§ GIVEN RECORDS
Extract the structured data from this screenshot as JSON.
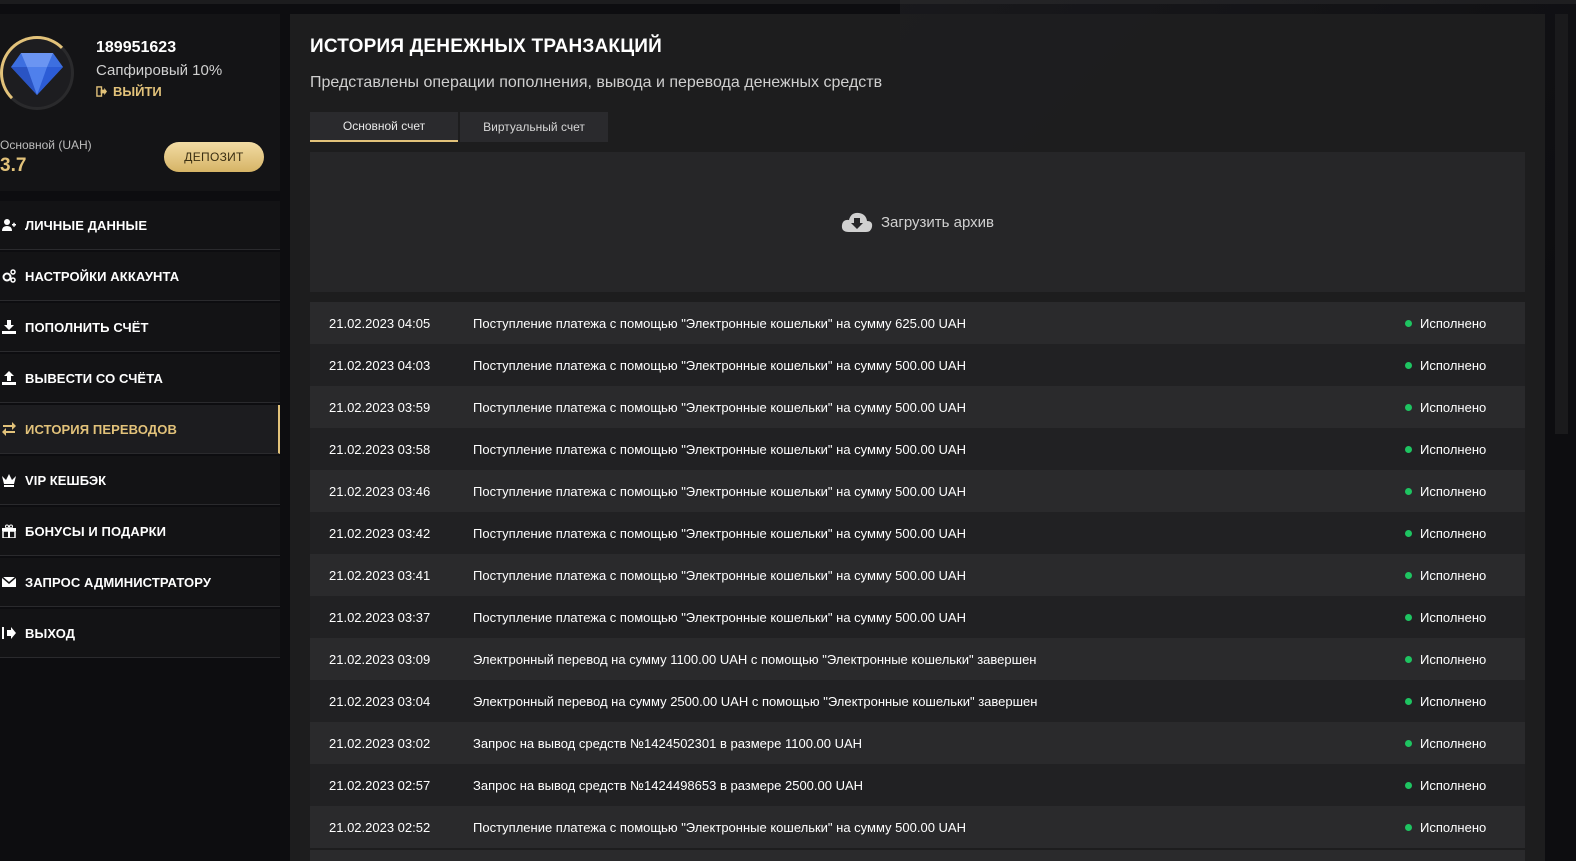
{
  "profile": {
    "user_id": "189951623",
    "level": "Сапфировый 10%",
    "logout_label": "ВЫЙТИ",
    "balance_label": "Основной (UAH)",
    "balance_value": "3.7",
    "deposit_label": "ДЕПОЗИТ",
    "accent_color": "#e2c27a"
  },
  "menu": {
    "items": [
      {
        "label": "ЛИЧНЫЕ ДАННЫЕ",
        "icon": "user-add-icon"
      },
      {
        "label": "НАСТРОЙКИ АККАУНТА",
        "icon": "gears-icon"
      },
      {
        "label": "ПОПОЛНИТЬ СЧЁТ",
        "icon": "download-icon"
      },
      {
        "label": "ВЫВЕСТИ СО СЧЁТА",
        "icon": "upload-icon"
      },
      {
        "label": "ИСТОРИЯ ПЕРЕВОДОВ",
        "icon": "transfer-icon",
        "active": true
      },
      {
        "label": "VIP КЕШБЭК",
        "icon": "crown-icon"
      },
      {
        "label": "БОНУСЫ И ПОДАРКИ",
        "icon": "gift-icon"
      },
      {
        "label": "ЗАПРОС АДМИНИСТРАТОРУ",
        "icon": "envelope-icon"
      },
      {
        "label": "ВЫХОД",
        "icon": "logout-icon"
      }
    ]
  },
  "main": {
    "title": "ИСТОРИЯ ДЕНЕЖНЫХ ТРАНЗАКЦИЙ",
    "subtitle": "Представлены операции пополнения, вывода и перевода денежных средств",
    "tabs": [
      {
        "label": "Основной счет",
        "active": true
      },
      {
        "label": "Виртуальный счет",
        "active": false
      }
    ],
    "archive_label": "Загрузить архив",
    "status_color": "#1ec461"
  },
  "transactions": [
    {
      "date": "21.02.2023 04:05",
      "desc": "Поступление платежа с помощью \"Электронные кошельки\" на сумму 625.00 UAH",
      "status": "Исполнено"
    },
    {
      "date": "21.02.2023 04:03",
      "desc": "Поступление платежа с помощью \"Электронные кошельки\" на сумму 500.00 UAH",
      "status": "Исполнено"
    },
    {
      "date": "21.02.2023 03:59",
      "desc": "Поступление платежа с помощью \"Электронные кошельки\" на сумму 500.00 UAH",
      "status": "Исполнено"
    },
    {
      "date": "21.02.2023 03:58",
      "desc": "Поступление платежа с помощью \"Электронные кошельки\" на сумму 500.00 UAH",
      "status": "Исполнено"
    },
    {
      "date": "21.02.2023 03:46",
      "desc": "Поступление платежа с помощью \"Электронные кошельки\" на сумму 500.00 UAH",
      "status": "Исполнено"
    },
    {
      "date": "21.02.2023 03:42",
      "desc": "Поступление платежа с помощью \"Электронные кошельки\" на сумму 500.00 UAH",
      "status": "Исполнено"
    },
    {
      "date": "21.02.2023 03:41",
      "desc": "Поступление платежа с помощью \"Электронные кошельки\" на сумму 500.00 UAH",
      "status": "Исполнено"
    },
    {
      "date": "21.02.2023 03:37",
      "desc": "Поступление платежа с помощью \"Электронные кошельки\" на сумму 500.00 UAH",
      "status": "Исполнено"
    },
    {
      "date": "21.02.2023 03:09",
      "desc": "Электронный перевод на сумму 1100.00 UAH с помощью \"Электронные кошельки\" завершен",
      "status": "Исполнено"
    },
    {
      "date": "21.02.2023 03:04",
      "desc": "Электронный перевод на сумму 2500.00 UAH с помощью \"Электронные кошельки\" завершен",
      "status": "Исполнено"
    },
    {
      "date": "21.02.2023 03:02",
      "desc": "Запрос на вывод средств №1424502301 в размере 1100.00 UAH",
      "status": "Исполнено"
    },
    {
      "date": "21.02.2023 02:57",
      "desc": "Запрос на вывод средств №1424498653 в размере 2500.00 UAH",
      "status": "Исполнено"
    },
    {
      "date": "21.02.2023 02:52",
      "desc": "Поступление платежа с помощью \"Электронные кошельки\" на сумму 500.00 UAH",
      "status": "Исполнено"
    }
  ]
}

§ WRITTEN INSTRUCTION
From the entries above, collect every line with the string "icon" in it.

§ ANSWER FOR THIS EXERCISE
        "icon": "user-add-icon"
        "icon": "gears-icon"
        "icon": "download-icon"
        "icon": "upload-icon"
        "icon": "transfer-icon",
        "icon": "crown-icon"
        "icon": "gift-icon"
        "icon": "envelope-icon"
        "icon": "logout-icon"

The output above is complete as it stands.